=== TASK ===
Identify every line in the records below that contains the word "Machinery", and reproduce each one.

Collected data:

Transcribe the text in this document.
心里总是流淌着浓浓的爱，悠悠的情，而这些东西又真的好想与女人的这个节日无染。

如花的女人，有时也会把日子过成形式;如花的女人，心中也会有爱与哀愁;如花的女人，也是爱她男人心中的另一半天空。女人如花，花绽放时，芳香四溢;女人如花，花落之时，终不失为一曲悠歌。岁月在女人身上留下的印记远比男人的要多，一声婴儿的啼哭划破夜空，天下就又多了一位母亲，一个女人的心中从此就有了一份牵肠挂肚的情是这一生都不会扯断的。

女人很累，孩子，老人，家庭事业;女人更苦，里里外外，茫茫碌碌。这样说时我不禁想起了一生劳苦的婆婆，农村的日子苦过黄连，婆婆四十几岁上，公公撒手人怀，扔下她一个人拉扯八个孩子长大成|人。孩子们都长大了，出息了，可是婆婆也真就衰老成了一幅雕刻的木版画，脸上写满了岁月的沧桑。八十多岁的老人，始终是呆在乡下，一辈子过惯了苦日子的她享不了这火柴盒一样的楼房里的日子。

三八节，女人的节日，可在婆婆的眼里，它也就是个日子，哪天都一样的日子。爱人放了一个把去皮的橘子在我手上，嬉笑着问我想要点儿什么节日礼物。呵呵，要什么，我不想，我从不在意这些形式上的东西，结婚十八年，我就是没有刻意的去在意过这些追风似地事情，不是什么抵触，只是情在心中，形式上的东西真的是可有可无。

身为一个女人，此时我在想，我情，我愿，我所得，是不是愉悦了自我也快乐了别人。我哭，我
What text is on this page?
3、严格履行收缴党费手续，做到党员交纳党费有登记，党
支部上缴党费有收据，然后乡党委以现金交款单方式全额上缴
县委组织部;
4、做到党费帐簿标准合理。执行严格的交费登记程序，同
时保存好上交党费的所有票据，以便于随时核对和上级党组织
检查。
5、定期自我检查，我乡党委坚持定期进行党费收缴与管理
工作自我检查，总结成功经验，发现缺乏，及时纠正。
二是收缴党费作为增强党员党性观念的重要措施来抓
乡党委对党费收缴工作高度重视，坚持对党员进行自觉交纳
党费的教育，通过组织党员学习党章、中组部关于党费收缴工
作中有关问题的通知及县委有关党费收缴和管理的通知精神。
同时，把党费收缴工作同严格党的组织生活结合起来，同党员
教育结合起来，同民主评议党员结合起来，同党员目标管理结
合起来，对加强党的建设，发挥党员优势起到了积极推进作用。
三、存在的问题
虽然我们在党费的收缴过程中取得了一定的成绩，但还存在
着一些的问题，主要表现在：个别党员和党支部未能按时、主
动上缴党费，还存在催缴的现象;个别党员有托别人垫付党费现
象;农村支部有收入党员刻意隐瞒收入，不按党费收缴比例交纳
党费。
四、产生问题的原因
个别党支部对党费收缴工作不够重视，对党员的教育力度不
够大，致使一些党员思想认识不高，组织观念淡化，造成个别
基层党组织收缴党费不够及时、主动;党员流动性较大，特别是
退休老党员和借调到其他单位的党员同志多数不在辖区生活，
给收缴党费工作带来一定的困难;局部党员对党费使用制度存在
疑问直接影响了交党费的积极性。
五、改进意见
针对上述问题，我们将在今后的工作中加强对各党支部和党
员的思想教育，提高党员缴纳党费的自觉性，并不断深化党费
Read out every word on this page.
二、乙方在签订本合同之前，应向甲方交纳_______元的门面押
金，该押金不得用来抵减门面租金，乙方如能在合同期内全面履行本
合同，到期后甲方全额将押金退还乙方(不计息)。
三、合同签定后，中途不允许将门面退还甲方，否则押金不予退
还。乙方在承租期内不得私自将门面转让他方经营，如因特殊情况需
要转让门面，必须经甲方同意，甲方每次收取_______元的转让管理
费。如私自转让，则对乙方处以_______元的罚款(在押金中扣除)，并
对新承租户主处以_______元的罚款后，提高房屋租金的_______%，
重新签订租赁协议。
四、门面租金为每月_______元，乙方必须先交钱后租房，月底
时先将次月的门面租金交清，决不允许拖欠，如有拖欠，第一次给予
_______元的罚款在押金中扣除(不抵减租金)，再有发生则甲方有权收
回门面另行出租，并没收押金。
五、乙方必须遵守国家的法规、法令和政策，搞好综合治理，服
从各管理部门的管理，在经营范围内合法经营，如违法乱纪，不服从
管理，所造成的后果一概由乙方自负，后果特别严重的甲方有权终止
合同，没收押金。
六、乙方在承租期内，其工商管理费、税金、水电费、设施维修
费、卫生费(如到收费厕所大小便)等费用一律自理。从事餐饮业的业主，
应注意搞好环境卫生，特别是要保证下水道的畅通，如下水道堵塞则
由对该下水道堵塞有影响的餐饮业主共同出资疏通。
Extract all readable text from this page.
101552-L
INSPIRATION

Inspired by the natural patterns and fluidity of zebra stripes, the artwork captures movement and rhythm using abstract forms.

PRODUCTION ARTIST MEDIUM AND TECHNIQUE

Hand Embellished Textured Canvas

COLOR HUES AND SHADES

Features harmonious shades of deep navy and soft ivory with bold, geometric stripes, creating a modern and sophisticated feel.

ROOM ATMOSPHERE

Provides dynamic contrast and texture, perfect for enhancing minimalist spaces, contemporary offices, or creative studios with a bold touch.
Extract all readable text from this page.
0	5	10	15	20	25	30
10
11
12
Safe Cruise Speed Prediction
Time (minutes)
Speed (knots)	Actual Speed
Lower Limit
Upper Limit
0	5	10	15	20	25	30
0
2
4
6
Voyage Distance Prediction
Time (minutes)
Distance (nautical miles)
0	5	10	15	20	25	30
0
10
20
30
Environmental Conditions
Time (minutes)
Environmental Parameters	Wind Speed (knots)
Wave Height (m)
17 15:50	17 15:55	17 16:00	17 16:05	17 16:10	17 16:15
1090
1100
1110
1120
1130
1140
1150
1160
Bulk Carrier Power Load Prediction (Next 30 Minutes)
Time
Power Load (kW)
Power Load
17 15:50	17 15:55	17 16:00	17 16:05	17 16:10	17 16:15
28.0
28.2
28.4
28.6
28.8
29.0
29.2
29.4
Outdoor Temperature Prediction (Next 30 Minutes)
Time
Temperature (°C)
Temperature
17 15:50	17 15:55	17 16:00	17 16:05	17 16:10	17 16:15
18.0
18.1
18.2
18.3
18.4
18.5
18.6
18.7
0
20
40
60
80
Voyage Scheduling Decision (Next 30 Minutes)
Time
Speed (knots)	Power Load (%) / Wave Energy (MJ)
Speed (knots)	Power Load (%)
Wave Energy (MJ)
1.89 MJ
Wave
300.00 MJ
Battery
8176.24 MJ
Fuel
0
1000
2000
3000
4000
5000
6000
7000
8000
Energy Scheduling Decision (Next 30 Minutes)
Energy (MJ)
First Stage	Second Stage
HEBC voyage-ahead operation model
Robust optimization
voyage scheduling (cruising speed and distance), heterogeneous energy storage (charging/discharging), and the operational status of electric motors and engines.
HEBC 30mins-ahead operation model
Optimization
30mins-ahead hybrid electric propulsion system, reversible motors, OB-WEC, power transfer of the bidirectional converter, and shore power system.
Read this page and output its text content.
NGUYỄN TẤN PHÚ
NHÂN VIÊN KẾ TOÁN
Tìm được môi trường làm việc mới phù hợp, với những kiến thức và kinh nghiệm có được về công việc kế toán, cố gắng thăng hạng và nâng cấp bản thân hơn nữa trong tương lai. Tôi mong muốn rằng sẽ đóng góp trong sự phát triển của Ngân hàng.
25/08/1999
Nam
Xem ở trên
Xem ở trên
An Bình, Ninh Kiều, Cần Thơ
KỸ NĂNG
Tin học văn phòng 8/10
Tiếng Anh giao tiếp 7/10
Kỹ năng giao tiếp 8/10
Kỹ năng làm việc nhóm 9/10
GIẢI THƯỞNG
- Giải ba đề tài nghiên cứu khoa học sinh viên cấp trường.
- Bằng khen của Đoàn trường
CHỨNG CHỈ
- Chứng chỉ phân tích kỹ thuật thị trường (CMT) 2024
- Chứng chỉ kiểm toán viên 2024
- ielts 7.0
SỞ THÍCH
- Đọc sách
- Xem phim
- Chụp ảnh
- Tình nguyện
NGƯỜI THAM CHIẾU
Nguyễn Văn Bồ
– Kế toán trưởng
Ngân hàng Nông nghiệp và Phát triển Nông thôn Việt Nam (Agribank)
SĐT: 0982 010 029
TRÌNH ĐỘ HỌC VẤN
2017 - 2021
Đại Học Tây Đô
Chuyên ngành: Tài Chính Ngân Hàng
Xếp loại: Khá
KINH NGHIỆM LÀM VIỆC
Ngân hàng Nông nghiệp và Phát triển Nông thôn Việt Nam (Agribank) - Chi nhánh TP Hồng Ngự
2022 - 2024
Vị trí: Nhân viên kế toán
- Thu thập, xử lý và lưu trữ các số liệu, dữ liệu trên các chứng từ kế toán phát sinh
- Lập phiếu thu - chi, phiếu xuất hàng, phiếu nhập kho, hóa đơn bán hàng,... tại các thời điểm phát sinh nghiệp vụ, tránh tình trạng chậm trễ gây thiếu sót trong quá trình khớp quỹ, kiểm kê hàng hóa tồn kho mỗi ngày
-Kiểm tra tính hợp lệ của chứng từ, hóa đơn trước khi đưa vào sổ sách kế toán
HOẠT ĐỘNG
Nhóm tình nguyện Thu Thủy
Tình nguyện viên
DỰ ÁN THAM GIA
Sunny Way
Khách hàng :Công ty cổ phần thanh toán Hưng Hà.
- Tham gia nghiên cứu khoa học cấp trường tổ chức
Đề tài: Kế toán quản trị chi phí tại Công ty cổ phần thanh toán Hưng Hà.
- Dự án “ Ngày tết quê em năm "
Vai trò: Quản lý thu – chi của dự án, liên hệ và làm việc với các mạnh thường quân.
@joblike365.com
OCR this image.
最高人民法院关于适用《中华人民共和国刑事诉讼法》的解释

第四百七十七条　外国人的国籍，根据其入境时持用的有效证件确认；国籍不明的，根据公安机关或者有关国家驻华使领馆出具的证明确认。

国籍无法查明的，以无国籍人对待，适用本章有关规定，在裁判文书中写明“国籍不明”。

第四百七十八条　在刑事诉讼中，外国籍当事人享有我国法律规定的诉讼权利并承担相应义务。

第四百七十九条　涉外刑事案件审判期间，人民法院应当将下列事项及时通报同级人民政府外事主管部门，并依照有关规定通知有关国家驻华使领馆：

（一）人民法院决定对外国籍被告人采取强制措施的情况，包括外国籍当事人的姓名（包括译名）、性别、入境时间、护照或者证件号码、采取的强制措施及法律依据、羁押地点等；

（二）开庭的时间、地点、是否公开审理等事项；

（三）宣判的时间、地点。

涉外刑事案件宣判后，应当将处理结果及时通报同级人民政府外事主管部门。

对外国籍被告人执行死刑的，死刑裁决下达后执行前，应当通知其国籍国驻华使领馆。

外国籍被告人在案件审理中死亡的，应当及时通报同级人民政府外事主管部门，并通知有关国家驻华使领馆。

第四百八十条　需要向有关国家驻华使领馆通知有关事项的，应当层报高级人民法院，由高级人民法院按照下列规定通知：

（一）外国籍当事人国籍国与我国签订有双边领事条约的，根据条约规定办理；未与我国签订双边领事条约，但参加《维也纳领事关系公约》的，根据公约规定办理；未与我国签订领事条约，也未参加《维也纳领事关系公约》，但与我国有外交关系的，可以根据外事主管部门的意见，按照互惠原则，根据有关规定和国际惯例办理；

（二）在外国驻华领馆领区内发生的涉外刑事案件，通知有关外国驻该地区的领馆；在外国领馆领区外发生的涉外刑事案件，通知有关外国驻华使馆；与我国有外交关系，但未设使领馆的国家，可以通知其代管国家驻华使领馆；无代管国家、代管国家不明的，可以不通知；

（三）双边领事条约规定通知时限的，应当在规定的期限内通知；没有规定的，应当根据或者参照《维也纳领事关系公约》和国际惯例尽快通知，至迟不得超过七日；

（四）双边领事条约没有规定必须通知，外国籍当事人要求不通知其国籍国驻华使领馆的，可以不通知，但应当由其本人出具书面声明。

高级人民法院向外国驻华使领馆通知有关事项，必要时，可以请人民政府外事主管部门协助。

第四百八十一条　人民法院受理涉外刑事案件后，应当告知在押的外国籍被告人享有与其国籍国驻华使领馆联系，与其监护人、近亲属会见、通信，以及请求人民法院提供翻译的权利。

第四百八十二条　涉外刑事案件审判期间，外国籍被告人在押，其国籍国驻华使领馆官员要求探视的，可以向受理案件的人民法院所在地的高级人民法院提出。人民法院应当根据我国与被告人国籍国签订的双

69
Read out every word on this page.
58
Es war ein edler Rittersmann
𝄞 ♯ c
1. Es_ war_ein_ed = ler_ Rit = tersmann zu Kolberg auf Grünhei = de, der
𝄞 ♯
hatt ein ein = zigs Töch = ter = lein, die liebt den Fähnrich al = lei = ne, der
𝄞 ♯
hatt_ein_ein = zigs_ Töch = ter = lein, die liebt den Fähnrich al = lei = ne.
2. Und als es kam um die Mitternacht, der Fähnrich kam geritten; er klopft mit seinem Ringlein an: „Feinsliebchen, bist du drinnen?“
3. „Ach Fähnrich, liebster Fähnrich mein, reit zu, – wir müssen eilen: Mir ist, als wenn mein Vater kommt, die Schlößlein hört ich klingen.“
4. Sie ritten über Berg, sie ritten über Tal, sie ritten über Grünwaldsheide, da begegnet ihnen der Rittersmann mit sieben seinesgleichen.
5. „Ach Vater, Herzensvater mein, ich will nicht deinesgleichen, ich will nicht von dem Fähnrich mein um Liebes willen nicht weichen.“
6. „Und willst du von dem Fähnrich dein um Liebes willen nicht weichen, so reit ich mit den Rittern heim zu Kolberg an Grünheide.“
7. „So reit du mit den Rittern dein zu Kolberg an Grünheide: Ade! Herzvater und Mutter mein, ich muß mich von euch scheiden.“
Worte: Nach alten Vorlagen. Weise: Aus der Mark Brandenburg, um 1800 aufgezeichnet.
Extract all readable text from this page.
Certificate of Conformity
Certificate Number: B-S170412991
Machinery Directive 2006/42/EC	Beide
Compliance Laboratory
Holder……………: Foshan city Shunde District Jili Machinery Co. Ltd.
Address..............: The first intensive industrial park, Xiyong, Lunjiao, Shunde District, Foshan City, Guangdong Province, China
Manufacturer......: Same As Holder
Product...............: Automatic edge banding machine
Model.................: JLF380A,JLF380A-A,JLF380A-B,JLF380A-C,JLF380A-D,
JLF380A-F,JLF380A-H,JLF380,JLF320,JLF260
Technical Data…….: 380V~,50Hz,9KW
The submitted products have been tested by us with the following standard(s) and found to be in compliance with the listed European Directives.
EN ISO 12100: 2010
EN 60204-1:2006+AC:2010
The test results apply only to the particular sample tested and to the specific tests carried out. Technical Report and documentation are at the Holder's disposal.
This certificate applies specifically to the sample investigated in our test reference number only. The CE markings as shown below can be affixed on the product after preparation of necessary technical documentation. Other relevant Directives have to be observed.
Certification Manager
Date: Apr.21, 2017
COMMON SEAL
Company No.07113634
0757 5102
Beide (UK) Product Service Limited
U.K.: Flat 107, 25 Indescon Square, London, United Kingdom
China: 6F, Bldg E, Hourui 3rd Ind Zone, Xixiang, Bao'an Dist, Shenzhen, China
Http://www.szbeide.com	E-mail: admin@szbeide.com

=== FINAL RESULT ===
Machinery Directive 2006/42/EC	Beide
Holder……………: Foshan city Shunde District Jili Machinery Co. Ltd.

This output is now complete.